Saved entries
<<<<
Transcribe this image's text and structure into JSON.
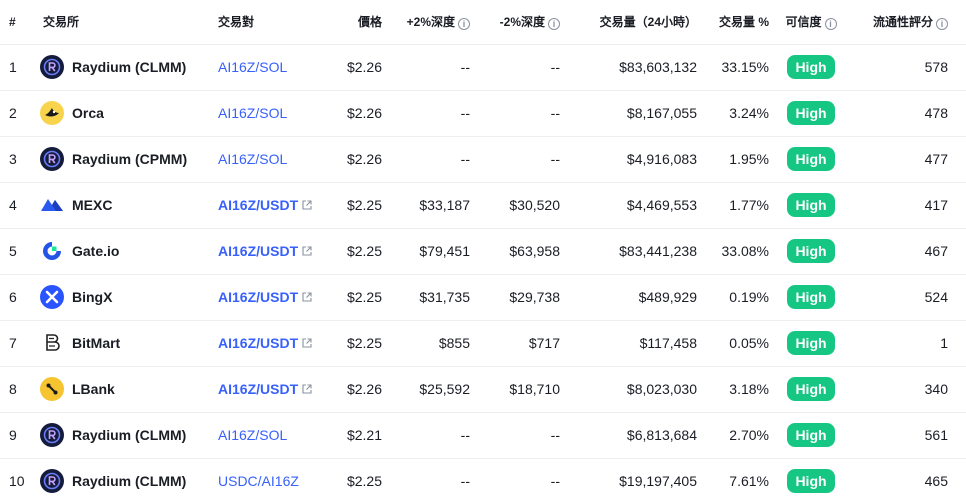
{
  "headers": {
    "rank": "#",
    "exchange": "交易所",
    "pair": "交易對",
    "price": "價格",
    "depth_plus": "+2%深度",
    "depth_minus": "-2%深度",
    "volume": "交易量（24小時）",
    "volume_pct": "交易量 %",
    "confidence": "可信度",
    "liquidity": "流通性評分"
  },
  "info_glyph": "i",
  "rows": [
    {
      "rank": "1",
      "exchange": "Raydium (CLMM)",
      "logo": "raydium-logo",
      "pair": "AI16Z/SOL",
      "external": false,
      "price": "$2.26",
      "depth_plus": "--",
      "depth_minus": "--",
      "volume": "$83,603,132",
      "volume_pct": "33.15%",
      "confidence": "High",
      "liquidity": "578"
    },
    {
      "rank": "2",
      "exchange": "Orca",
      "logo": "orca-logo",
      "pair": "AI16Z/SOL",
      "external": false,
      "price": "$2.26",
      "depth_plus": "--",
      "depth_minus": "--",
      "volume": "$8,167,055",
      "volume_pct": "3.24%",
      "confidence": "High",
      "liquidity": "478"
    },
    {
      "rank": "3",
      "exchange": "Raydium (CPMM)",
      "logo": "raydium-logo",
      "pair": "AI16Z/SOL",
      "external": false,
      "price": "$2.26",
      "depth_plus": "--",
      "depth_minus": "--",
      "volume": "$4,916,083",
      "volume_pct": "1.95%",
      "confidence": "High",
      "liquidity": "477"
    },
    {
      "rank": "4",
      "exchange": "MEXC",
      "logo": "mexc-logo",
      "pair": "AI16Z/USDT",
      "external": true,
      "price": "$2.25",
      "depth_plus": "$33,187",
      "depth_minus": "$30,520",
      "volume": "$4,469,553",
      "volume_pct": "1.77%",
      "confidence": "High",
      "liquidity": "417"
    },
    {
      "rank": "5",
      "exchange": "Gate.io",
      "logo": "gateio-logo",
      "pair": "AI16Z/USDT",
      "external": true,
      "price": "$2.25",
      "depth_plus": "$79,451",
      "depth_minus": "$63,958",
      "volume": "$83,441,238",
      "volume_pct": "33.08%",
      "confidence": "High",
      "liquidity": "467"
    },
    {
      "rank": "6",
      "exchange": "BingX",
      "logo": "bingx-logo",
      "pair": "AI16Z/USDT",
      "external": true,
      "price": "$2.25",
      "depth_plus": "$31,735",
      "depth_minus": "$29,738",
      "volume": "$489,929",
      "volume_pct": "0.19%",
      "confidence": "High",
      "liquidity": "524"
    },
    {
      "rank": "7",
      "exchange": "BitMart",
      "logo": "bitmart-logo",
      "pair": "AI16Z/USDT",
      "external": true,
      "price": "$2.25",
      "depth_plus": "$855",
      "depth_minus": "$717",
      "volume": "$117,458",
      "volume_pct": "0.05%",
      "confidence": "High",
      "liquidity": "1"
    },
    {
      "rank": "8",
      "exchange": "LBank",
      "logo": "lbank-logo",
      "pair": "AI16Z/USDT",
      "external": true,
      "price": "$2.26",
      "depth_plus": "$25,592",
      "depth_minus": "$18,710",
      "volume": "$8,023,030",
      "volume_pct": "3.18%",
      "confidence": "High",
      "liquidity": "340"
    },
    {
      "rank": "9",
      "exchange": "Raydium (CLMM)",
      "logo": "raydium-logo",
      "pair": "AI16Z/SOL",
      "external": false,
      "price": "$2.21",
      "depth_plus": "--",
      "depth_minus": "--",
      "volume": "$6,813,684",
      "volume_pct": "2.70%",
      "confidence": "High",
      "liquidity": "561"
    },
    {
      "rank": "10",
      "exchange": "Raydium (CLMM)",
      "logo": "raydium-logo",
      "pair": "USDC/AI16Z",
      "external": false,
      "price": "$2.25",
      "depth_plus": "--",
      "depth_minus": "--",
      "volume": "$19,197,405",
      "volume_pct": "7.61%",
      "confidence": "High",
      "liquidity": "465"
    }
  ],
  "colors": {
    "link": "#3861fb",
    "badge": "#16c784",
    "divider": "#eceef2"
  }
}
>>>>
▸ **Written task**
Repeat the entries exactly. Pictures are excluded from the copy.

▸ **Written response**
Transcribe this image's text and structure into JSON.
{
  "headers": {
    "rank": "#",
    "exchange": "交易所",
    "pair": "交易對",
    "price": "價格",
    "depth_plus": "+2%深度",
    "depth_minus": "-2%深度",
    "volume": "交易量（24小時）",
    "volume_pct": "交易量 %",
    "confidence": "可信度",
    "liquidity": "流通性評分"
  },
  "info_glyph": "i",
  "rows": [
    {
      "rank": "1",
      "exchange": "Raydium (CLMM)",
      "logo": "raydium-logo",
      "pair": "AI16Z/SOL",
      "external": false,
      "price": "$2.26",
      "depth_plus": "--",
      "depth_minus": "--",
      "volume": "$83,603,132",
      "volume_pct": "33.15%",
      "confidence": "High",
      "liquidity": "578"
    },
    {
      "rank": "2",
      "exchange": "Orca",
      "logo": "orca-logo",
      "pair": "AI16Z/SOL",
      "external": false,
      "price": "$2.26",
      "depth_plus": "--",
      "depth_minus": "--",
      "volume": "$8,167,055",
      "volume_pct": "3.24%",
      "confidence": "High",
      "liquidity": "478"
    },
    {
      "rank": "3",
      "exchange": "Raydium (CPMM)",
      "logo": "raydium-logo",
      "pair": "AI16Z/SOL",
      "external": false,
      "price": "$2.26",
      "depth_plus": "--",
      "depth_minus": "--",
      "volume": "$4,916,083",
      "volume_pct": "1.95%",
      "confidence": "High",
      "liquidity": "477"
    },
    {
      "rank": "4",
      "exchange": "MEXC",
      "logo": "mexc-logo",
      "pair": "AI16Z/USDT",
      "external": true,
      "price": "$2.25",
      "depth_plus": "$33,187",
      "depth_minus": "$30,520",
      "volume": "$4,469,553",
      "volume_pct": "1.77%",
      "confidence": "High",
      "liquidity": "417"
    },
    {
      "rank": "5",
      "exchange": "Gate.io",
      "logo": "gateio-logo",
      "pair": "AI16Z/USDT",
      "external": true,
      "price": "$2.25",
      "depth_plus": "$79,451",
      "depth_minus": "$63,958",
      "volume": "$83,441,238",
      "volume_pct": "33.08%",
      "confidence": "High",
      "liquidity": "467"
    },
    {
      "rank": "6",
      "exchange": "BingX",
      "logo": "bingx-logo",
      "pair": "AI16Z/USDT",
      "external": true,
      "price": "$2.25",
      "depth_plus": "$31,735",
      "depth_minus": "$29,738",
      "volume": "$489,929",
      "volume_pct": "0.19%",
      "confidence": "High",
      "liquidity": "524"
    },
    {
      "rank": "7",
      "exchange": "BitMart",
      "logo": "bitmart-logo",
      "pair": "AI16Z/USDT",
      "external": true,
      "price": "$2.25",
      "depth_plus": "$855",
      "depth_minus": "$717",
      "volume": "$117,458",
      "volume_pct": "0.05%",
      "confidence": "High",
      "liquidity": "1"
    },
    {
      "rank": "8",
      "exchange": "LBank",
      "logo": "lbank-logo",
      "pair": "AI16Z/USDT",
      "external": true,
      "price": "$2.26",
      "depth_plus": "$25,592",
      "depth_minus": "$18,710",
      "volume": "$8,023,030",
      "volume_pct": "3.18%",
      "confidence": "High",
      "liquidity": "340"
    },
    {
      "rank": "9",
      "exchange": "Raydium (CLMM)",
      "logo": "raydium-logo",
      "pair": "AI16Z/SOL",
      "external": false,
      "price": "$2.21",
      "depth_plus": "--",
      "depth_minus": "--",
      "volume": "$6,813,684",
      "volume_pct": "2.70%",
      "confidence": "High",
      "liquidity": "561"
    },
    {
      "rank": "10",
      "exchange": "Raydium (CLMM)",
      "logo": "raydium-logo",
      "pair": "USDC/AI16Z",
      "external": false,
      "price": "$2.25",
      "depth_plus": "--",
      "depth_minus": "--",
      "volume": "$19,197,405",
      "volume_pct": "7.61%",
      "confidence": "High",
      "liquidity": "465"
    }
  ],
  "colors": {
    "link": "#3861fb",
    "badge": "#16c784",
    "divider": "#eceef2"
  }
}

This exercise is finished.